» **WRITTEN PROBLEM**
Pick out all lines of the entries that include the word "JSON" and copy them.

## START

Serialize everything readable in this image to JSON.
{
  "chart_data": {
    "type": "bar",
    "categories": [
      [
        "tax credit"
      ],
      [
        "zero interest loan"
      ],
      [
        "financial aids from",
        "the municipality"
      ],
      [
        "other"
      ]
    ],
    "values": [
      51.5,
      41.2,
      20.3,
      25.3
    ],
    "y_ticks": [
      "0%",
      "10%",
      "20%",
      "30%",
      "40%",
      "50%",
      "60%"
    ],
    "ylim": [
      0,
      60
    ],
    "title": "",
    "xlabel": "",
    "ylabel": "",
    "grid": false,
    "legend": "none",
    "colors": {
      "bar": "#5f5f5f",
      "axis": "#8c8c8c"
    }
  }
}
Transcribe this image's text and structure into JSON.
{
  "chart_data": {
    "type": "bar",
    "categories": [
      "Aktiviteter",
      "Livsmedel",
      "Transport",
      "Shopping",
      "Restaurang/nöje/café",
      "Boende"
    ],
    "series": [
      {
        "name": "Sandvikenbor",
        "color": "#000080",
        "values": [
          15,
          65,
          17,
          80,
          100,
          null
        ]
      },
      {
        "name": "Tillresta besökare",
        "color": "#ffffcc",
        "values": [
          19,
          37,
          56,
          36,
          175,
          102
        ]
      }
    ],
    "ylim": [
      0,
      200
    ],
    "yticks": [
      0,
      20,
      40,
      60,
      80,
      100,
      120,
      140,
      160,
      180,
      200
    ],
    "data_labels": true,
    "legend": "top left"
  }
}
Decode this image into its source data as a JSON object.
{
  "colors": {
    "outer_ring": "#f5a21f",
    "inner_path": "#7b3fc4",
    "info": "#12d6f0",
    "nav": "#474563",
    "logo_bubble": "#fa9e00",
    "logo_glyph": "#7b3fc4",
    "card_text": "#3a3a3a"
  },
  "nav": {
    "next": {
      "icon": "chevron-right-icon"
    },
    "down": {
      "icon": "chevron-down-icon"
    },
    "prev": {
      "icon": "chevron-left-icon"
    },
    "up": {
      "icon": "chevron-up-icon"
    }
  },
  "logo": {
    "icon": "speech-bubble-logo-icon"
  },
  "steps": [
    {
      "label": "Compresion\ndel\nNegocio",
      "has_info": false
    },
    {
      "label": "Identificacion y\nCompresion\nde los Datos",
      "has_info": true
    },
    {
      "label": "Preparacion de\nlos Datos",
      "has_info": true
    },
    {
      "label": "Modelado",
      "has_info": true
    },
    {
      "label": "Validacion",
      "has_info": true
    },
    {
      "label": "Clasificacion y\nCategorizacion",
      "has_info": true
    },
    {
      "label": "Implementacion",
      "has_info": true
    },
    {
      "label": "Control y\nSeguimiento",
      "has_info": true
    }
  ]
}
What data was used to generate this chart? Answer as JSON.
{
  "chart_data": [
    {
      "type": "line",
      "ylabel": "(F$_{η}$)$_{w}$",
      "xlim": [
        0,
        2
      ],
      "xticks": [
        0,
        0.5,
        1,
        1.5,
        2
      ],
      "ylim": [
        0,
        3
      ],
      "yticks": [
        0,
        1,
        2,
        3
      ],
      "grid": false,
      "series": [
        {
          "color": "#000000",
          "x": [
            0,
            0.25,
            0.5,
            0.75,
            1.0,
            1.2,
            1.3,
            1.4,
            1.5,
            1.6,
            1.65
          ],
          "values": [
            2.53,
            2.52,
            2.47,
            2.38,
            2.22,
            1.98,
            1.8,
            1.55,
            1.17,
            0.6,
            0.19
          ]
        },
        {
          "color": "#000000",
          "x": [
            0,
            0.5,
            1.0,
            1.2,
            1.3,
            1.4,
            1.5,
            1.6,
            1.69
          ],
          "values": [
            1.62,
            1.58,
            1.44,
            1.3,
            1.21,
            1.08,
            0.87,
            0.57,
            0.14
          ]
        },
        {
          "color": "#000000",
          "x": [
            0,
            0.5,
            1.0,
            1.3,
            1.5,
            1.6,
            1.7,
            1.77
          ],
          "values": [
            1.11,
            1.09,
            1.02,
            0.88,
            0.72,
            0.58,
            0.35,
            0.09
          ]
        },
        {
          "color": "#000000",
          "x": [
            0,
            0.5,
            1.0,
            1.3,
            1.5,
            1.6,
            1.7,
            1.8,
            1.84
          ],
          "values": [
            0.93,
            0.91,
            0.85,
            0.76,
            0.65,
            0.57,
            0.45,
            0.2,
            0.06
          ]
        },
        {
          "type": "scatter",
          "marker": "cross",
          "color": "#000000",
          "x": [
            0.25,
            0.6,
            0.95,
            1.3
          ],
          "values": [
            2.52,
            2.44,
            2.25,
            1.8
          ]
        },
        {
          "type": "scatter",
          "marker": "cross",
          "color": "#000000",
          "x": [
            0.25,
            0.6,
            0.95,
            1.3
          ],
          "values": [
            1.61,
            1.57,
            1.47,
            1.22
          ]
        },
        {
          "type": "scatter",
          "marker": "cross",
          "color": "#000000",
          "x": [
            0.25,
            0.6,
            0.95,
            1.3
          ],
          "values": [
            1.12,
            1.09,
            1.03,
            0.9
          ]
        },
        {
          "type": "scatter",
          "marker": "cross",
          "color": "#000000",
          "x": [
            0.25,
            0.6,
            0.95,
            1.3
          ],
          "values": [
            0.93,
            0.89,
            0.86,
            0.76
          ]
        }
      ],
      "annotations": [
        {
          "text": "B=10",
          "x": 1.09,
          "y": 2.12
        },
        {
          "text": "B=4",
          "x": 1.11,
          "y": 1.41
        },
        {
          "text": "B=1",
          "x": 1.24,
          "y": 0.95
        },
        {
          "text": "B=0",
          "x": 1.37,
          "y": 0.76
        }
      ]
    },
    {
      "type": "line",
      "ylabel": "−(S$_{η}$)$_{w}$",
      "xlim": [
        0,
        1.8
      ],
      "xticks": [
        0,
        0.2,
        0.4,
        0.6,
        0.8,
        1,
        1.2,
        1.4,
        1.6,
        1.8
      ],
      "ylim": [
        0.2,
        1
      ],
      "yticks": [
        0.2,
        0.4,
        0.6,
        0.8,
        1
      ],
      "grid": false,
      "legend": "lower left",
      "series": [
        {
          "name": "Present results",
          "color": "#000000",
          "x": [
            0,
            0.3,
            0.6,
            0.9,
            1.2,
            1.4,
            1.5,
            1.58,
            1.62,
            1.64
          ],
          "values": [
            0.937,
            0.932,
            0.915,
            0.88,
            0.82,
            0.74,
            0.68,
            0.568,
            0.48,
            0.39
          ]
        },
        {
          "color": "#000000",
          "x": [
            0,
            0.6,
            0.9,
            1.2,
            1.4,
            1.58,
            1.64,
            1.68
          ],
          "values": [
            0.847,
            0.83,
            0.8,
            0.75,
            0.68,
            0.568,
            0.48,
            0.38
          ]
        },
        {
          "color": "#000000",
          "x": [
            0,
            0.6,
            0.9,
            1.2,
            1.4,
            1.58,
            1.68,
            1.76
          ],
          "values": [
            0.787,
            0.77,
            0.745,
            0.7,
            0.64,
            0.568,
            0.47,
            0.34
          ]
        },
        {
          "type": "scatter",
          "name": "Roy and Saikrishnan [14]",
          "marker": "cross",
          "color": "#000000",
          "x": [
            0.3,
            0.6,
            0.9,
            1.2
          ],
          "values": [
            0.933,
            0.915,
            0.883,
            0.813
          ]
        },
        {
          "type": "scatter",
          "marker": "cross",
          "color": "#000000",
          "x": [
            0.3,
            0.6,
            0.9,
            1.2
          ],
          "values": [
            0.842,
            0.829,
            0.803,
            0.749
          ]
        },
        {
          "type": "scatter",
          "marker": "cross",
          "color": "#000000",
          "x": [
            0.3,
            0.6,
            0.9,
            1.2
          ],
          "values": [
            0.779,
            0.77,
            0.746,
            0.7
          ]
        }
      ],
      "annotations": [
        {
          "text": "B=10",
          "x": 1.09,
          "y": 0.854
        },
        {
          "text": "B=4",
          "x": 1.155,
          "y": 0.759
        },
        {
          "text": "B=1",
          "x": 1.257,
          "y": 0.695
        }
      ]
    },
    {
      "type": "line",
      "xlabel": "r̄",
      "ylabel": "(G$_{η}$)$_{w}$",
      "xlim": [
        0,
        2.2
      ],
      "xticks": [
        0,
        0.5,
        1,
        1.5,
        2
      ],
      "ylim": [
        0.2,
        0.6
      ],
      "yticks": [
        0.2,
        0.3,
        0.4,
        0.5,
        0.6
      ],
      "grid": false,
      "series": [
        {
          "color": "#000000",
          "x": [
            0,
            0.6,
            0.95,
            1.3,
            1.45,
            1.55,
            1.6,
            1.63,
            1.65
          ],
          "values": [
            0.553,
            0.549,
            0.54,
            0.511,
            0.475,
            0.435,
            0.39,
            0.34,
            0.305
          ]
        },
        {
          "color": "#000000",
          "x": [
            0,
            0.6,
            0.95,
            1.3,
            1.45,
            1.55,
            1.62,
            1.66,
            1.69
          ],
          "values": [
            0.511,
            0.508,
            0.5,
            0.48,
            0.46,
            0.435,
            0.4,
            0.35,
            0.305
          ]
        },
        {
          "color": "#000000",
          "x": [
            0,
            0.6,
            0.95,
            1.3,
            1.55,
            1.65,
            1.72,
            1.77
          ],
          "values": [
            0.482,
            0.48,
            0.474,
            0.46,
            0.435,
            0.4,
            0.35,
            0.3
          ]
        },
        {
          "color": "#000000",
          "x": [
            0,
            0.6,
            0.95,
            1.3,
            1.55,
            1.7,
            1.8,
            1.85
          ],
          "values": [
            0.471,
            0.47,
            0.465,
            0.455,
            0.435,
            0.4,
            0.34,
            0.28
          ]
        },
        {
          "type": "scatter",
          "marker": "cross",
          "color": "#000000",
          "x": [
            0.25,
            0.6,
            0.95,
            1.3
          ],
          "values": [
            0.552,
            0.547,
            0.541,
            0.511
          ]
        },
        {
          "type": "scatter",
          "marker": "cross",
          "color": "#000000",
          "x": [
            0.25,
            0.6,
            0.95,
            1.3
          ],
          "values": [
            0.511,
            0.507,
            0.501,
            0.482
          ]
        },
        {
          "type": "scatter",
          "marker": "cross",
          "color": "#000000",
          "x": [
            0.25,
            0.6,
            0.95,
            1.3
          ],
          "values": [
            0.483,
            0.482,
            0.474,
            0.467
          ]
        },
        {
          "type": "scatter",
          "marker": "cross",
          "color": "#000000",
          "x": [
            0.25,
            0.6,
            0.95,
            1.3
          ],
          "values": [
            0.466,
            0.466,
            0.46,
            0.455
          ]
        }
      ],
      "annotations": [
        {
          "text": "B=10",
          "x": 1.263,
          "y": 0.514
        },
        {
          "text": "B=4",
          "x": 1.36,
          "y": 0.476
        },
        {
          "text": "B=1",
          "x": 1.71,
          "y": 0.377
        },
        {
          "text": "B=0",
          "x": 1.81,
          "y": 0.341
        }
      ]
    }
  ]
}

## END

» **SOLUTION TO THE EXERCISE**
Serialize everything readable in this image to JSON.
Transcribe this image's text and structure into JSON.
Decode this image into its source data as a JSON object.
What data was used to generate this chart? Answer as JSON.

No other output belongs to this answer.